[Items listed in a dataset]
+++++
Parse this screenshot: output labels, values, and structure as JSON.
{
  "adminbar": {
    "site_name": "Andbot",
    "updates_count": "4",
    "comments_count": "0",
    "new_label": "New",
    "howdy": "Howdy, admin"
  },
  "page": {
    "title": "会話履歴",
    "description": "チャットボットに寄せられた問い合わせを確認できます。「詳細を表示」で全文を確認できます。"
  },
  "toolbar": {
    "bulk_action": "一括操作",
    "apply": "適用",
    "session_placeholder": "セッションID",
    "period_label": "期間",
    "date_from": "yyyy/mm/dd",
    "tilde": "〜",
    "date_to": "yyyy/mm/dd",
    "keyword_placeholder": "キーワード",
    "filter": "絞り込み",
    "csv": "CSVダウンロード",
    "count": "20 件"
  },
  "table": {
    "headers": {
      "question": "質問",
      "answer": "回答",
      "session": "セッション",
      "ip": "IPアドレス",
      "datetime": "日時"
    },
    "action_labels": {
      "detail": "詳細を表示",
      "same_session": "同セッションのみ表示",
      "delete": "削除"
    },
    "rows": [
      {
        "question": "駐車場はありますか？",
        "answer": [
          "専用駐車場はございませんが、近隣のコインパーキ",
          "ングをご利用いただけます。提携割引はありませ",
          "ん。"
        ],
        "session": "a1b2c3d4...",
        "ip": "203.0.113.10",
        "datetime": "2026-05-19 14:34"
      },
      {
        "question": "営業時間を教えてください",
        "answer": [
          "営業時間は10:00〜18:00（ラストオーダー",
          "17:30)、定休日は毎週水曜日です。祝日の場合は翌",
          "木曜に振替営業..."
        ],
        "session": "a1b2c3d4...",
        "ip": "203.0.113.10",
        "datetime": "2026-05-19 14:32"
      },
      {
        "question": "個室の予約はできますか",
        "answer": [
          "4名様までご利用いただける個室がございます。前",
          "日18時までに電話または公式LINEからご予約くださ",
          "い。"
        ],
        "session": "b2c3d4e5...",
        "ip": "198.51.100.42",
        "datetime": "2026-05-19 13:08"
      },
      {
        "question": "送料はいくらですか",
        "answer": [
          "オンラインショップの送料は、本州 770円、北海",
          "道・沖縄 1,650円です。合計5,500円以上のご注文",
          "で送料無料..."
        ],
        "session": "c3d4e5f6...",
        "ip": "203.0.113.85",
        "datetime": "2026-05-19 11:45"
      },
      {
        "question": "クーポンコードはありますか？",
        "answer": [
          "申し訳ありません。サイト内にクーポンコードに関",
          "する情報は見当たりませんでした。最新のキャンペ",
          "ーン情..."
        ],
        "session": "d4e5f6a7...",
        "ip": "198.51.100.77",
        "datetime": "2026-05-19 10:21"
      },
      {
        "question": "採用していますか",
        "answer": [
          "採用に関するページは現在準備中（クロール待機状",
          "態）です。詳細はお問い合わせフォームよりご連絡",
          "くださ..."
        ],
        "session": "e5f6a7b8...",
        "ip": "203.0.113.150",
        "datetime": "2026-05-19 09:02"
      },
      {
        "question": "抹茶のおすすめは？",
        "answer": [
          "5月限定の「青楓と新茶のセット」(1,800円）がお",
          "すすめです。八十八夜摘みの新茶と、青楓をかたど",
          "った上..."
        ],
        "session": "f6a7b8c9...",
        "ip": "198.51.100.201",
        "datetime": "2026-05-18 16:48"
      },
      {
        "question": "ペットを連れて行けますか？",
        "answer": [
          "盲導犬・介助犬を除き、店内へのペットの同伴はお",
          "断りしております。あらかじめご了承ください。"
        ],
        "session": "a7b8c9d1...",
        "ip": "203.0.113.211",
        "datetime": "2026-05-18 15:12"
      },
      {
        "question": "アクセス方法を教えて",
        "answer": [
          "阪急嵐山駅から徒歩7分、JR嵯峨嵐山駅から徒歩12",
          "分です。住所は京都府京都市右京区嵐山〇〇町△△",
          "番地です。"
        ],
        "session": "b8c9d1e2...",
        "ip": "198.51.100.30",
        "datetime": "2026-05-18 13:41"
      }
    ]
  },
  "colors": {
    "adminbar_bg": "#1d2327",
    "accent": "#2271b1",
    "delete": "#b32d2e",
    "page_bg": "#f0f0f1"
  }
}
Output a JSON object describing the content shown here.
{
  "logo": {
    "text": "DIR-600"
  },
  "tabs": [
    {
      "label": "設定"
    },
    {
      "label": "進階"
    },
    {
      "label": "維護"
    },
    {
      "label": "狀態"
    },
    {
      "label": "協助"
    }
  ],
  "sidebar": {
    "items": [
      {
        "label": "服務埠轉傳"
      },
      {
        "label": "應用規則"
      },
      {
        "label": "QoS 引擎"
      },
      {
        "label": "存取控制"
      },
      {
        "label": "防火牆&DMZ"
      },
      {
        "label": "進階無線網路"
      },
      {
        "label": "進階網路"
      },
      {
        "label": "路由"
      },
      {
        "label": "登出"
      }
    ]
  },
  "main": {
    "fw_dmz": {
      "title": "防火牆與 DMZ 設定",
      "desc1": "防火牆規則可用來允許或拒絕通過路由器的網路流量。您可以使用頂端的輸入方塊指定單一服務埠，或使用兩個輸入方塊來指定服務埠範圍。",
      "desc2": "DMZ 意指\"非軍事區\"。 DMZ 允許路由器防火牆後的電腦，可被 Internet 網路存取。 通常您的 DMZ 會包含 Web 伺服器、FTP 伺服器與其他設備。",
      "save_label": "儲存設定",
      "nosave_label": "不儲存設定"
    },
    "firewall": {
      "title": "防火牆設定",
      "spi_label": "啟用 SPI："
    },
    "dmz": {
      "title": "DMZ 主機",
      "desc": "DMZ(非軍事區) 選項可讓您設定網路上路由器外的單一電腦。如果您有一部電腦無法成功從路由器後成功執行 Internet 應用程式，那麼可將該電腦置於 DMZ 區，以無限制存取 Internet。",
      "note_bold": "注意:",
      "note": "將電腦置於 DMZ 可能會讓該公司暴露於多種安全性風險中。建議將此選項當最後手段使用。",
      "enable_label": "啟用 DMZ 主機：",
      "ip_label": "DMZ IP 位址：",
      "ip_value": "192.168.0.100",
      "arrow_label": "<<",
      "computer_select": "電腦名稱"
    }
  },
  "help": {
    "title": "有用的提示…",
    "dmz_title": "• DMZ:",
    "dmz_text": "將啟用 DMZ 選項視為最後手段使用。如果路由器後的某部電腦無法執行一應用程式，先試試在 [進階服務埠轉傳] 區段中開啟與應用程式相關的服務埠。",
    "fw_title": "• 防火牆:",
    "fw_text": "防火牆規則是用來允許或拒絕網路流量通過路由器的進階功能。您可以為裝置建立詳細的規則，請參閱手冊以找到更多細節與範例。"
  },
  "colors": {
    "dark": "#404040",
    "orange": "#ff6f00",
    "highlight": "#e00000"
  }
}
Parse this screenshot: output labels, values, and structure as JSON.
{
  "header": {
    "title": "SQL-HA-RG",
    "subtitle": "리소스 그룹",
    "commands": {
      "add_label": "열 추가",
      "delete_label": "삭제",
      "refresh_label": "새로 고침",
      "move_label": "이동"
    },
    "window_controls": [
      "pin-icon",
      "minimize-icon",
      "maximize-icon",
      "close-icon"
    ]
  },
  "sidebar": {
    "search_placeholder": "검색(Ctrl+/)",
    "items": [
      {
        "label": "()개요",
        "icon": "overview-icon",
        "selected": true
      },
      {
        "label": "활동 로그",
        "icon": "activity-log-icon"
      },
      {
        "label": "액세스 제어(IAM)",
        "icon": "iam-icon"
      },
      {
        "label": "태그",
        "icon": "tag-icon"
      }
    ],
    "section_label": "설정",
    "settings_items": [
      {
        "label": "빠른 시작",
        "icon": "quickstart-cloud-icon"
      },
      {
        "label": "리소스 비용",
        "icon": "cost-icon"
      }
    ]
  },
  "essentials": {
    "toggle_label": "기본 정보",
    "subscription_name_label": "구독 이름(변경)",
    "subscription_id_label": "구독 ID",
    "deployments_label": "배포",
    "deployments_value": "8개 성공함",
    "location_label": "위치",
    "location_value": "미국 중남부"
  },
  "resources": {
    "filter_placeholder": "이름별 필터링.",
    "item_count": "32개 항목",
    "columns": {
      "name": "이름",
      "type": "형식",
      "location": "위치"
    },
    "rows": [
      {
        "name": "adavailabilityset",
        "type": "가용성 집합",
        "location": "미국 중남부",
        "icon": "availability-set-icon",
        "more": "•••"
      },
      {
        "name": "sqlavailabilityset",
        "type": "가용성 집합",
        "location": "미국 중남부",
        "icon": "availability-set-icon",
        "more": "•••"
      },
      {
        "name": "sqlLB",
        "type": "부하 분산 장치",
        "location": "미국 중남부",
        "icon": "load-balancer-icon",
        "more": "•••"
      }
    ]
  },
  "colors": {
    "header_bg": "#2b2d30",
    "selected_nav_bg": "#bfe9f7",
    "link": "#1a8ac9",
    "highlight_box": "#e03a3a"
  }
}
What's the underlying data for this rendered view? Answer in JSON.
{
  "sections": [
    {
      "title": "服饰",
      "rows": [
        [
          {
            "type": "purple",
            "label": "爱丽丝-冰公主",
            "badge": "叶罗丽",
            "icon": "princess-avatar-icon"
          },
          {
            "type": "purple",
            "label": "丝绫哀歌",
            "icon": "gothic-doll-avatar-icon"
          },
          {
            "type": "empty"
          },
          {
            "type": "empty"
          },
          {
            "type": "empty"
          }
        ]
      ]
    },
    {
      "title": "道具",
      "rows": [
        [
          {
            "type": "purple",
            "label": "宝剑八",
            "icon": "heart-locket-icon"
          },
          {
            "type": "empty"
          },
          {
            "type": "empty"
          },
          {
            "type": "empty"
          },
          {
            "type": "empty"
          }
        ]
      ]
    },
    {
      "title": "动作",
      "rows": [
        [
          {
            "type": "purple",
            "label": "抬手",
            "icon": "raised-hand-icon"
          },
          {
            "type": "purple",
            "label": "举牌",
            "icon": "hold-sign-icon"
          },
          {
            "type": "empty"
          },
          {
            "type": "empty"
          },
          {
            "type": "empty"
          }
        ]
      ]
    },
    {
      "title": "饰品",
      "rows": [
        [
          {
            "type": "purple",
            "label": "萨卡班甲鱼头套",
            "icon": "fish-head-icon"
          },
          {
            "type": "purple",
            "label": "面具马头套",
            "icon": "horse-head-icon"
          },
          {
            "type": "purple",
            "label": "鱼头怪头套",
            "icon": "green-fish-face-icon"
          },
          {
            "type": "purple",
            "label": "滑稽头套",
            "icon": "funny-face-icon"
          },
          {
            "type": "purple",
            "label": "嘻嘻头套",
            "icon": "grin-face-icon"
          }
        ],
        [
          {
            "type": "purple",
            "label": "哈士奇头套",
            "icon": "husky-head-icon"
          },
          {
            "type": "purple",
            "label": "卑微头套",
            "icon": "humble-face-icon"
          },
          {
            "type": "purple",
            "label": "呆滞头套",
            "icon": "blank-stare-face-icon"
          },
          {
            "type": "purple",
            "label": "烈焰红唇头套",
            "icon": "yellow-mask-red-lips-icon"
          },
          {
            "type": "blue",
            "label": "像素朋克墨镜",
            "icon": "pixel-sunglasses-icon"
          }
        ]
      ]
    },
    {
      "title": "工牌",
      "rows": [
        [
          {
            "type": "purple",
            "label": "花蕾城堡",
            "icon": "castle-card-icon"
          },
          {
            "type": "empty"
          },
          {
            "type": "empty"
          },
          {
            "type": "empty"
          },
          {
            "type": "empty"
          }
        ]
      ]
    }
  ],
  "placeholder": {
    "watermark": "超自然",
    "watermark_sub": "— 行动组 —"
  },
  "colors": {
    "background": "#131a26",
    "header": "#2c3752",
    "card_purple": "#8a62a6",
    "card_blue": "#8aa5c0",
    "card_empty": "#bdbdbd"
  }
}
+++++
[INSTRUCTIONS FOR THE TASK] Examine the records and report how many lines contain the string "avatar". Only the number should be given.

[WRITTEN RESPONSE] 2